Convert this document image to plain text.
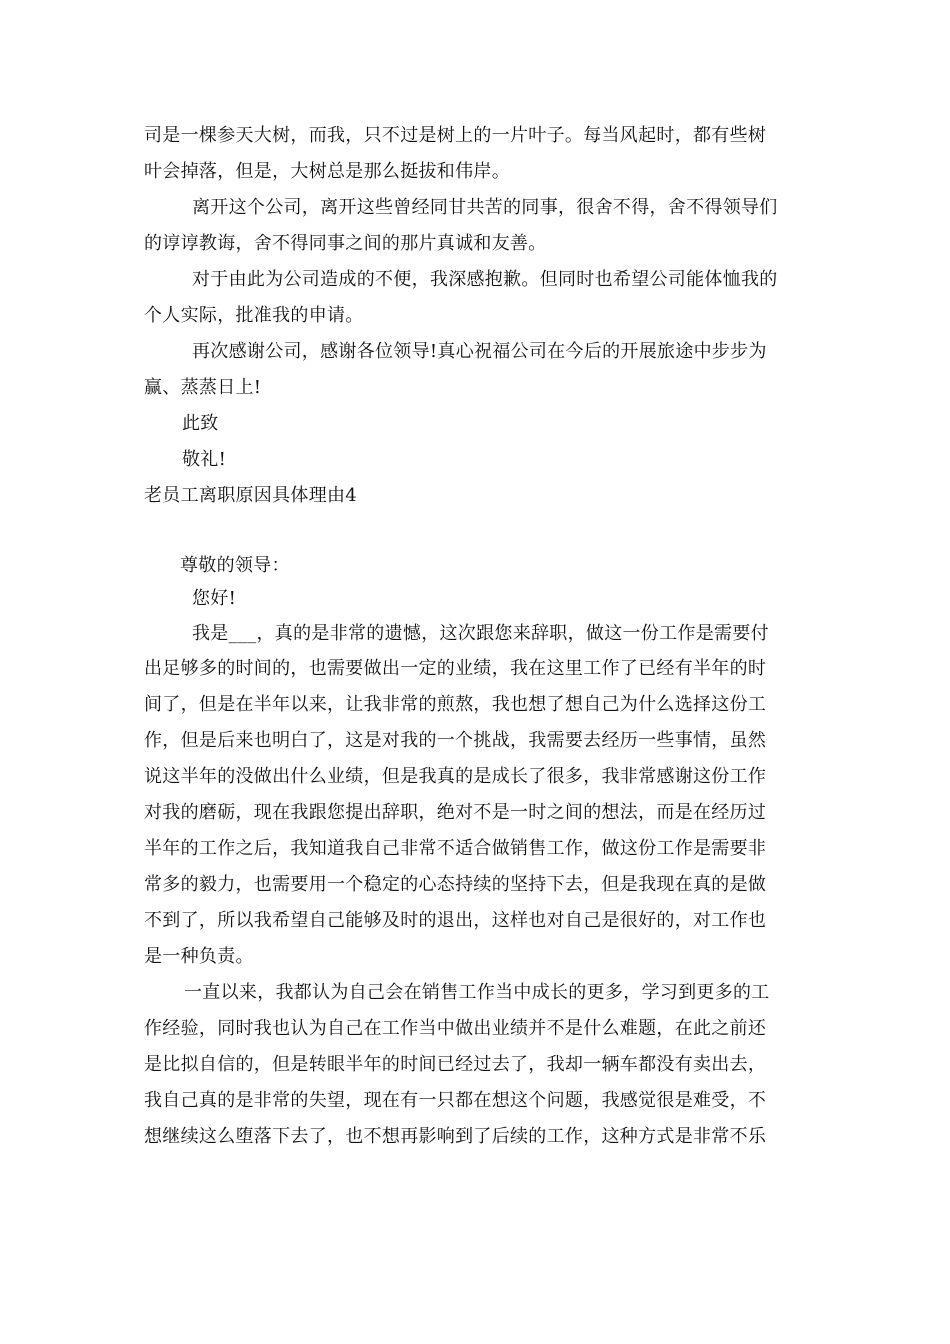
司是一棵参天大树，而我，只不过是树上的一片叶子。每当风起时，都有些树
叶会掉落，但是，大树总是那么挺拔和伟岸。
离开这个公司，离开这些曾经同甘共苦的同事，很舍不得，舍不得领导们
的谆谆教诲，舍不得同事之间的那片真诚和友善。
对于由此为公司造成的不便，我深感抱歉。但同时也希望公司能体恤我的
个人实际，批准我的申请。
再次感谢公司，感谢各位领导!真心祝福公司在今后的开展旅途中步步为
赢、蒸蒸日上!
此致
敬礼!
老员工离职原因具体理由4
尊敬的领导：
您好!
我是___，真的是非常的遗憾，这次跟您来辞职，做这一份工作是需要付
出足够多的时间的，也需要做出一定的业绩，我在这里工作了已经有半年的时
间了，但是在半年以来，让我非常的煎熬，我也想了想自己为什么选择这份工
作，但是后来也明白了，这是对我的一个挑战，我需要去经历一些事情，虽然
说这半年的没做出什么业绩，但是我真的是成长了很多，我非常感谢这份工作
对我的磨砺，现在我跟您提出辞职，绝对不是一时之间的想法，而是在经历过
半年的工作之后，我知道我自己非常不适合做销售工作，做这份工作是需要非
常多的毅力，也需要用一个稳定的心态持续的坚持下去，但是我现在真的是做
不到了，所以我希望自己能够及时的退出，这样也对自己是很好的，对工作也
是一种负责。
一直以来，我都认为自己会在销售工作当中成长的更多，学习到更多的工
作经验，同时我也认为自己在工作当中做出业绩并不是什么难题，在此之前还
是比拟自信的，但是转眼半年的时间已经过去了，我却一辆车都没有卖出去，
我自己真的是非常的失望，现在有一只都在想这个问题，我感觉很是难受，不
想继续这么堕落下去了，也不想再影响到了后续的工作，这种方式是非常不乐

########################################

Your task is to repeat the data above exactly while excluding the pictures.

Convert this document image to plain text.
司是一棵参天大树，而我，只不过是树上的一片叶子。每当风起时，都有些树
叶会掉落，但是，大树总是那么挺拔和伟岸。
离开这个公司，离开这些曾经同甘共苦的同事，很舍不得，舍不得领导们
的谆谆教诲，舍不得同事之间的那片真诚和友善。
对于由此为公司造成的不便，我深感抱歉。但同时也希望公司能体恤我的
个人实际，批准我的申请。
再次感谢公司，感谢各位领导!真心祝福公司在今后的开展旅途中步步为
赢、蒸蒸日上!
此致
敬礼!
老员工离职原因具体理由4
尊敬的领导：
您好!
我是___，真的是非常的遗憾，这次跟您来辞职，做这一份工作是需要付
出足够多的时间的，也需要做出一定的业绩，我在这里工作了已经有半年的时
间了，但是在半年以来，让我非常的煎熬，我也想了想自己为什么选择这份工
作，但是后来也明白了，这是对我的一个挑战，我需要去经历一些事情，虽然
说这半年的没做出什么业绩，但是我真的是成长了很多，我非常感谢这份工作
对我的磨砺，现在我跟您提出辞职，绝对不是一时之间的想法，而是在经历过
半年的工作之后，我知道我自己非常不适合做销售工作，做这份工作是需要非
常多的毅力，也需要用一个稳定的心态持续的坚持下去，但是我现在真的是做
不到了，所以我希望自己能够及时的退出，这样也对自己是很好的，对工作也
是一种负责。
一直以来，我都认为自己会在销售工作当中成长的更多，学习到更多的工
作经验，同时我也认为自己在工作当中做出业绩并不是什么难题，在此之前还
是比拟自信的，但是转眼半年的时间已经过去了，我却一辆车都没有卖出去，
我自己真的是非常的失望，现在有一只都在想这个问题，我感觉很是难受，不
想继续这么堕落下去了，也不想再影响到了后续的工作，这种方式是非常不乐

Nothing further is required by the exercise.